§ **DATA EXTRACT**:
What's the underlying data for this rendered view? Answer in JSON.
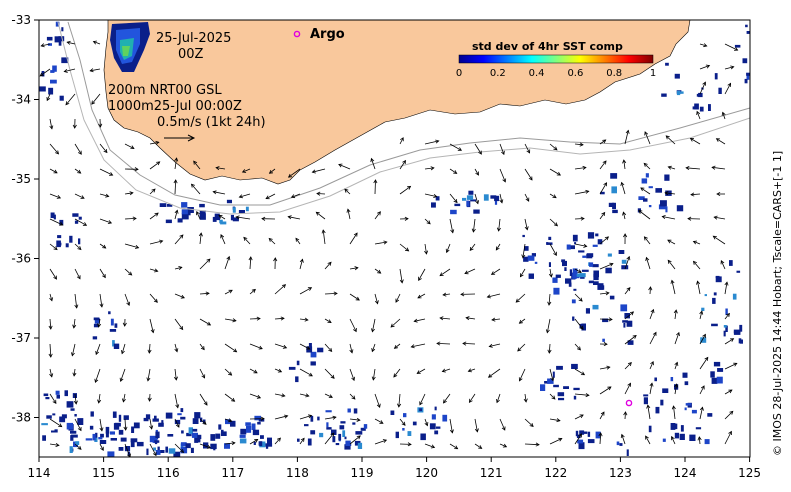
{
  "date_label": "25-Jul-2025",
  "time_label": "00Z",
  "argo_label": "Argo",
  "isobath_line1": "200m  NRT00 GSL",
  "isobath_line2": "1000m25-Jul 00:00Z",
  "scale_label": "0.5m/s (1kt 24h)",
  "colorbar": {
    "title": "std dev of 4hr SST comp",
    "ticks": [
      "0",
      "0.2",
      "0.4",
      "0.6",
      "0.8",
      "1"
    ]
  },
  "x_ticks": [
    "114",
    "115",
    "116",
    "117",
    "118",
    "119",
    "120",
    "121",
    "122",
    "123",
    "124",
    "125"
  ],
  "y_ticks": [
    "-33",
    "-34",
    "-35",
    "-36",
    "-37",
    "-38"
  ],
  "credit": "© IMOS 28-Jul-2025 14:44 Hobart; Tscale=CARS+[-1 1]",
  "colors": {
    "land": "#f9c89c",
    "sst_dark": "#0a1f8a",
    "argo": "#e000e0"
  }
}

§ **AIM OF THE EXERCISE**: Leave the pictures out and write out every entry exactly as given.

§ **THE SOLUTION**:
What's the underlying data for this rendered view? Answer in JSON.
{
  "date_label": "25-Jul-2025",
  "time_label": "00Z",
  "argo_label": "Argo",
  "isobath_line1": "200m  NRT00 GSL",
  "isobath_line2": "1000m25-Jul 00:00Z",
  "scale_label": "0.5m/s (1kt 24h)",
  "colorbar": {
    "title": "std dev of 4hr SST comp",
    "ticks": [
      "0",
      "0.2",
      "0.4",
      "0.6",
      "0.8",
      "1"
    ]
  },
  "x_ticks": [
    "114",
    "115",
    "116",
    "117",
    "118",
    "119",
    "120",
    "121",
    "122",
    "123",
    "124",
    "125"
  ],
  "y_ticks": [
    "-33",
    "-34",
    "-35",
    "-36",
    "-37",
    "-38"
  ],
  "credit": "© IMOS 28-Jul-2025 14:44 Hobart; Tscale=CARS+[-1 1]",
  "colors": {
    "land": "#f9c89c",
    "sst_dark": "#0a1f8a",
    "argo": "#e000e0"
  }
}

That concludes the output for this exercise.